═════ Information shown ═════

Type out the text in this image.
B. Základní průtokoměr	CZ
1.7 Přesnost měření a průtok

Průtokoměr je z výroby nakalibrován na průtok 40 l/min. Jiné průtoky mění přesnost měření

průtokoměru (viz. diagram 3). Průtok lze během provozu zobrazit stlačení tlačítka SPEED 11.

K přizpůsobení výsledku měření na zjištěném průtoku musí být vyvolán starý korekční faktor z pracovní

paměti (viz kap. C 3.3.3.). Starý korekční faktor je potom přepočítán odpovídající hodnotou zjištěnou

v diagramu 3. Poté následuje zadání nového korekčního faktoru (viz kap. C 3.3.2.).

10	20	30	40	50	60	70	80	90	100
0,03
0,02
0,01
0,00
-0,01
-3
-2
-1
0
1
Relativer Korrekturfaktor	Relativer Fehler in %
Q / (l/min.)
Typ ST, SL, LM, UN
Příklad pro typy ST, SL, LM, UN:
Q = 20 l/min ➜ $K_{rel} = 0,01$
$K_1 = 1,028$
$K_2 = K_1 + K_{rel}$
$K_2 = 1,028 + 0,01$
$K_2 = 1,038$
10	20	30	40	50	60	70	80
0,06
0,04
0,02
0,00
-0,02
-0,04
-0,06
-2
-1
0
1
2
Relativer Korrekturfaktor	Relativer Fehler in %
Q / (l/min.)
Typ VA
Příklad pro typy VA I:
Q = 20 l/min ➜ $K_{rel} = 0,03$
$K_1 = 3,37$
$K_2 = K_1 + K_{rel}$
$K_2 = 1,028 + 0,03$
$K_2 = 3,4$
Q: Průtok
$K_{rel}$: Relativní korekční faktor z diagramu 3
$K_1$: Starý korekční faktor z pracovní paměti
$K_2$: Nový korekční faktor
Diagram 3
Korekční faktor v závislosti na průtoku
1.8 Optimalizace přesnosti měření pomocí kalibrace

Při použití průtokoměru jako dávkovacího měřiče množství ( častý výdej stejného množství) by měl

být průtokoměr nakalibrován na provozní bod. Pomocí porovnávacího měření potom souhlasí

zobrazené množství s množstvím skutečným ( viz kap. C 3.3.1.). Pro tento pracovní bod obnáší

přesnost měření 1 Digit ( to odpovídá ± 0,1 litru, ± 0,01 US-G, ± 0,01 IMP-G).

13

═════

## Objective
Of the lines above, how many hold the string "pracovní"? Answer with only the number.

## Finished task
3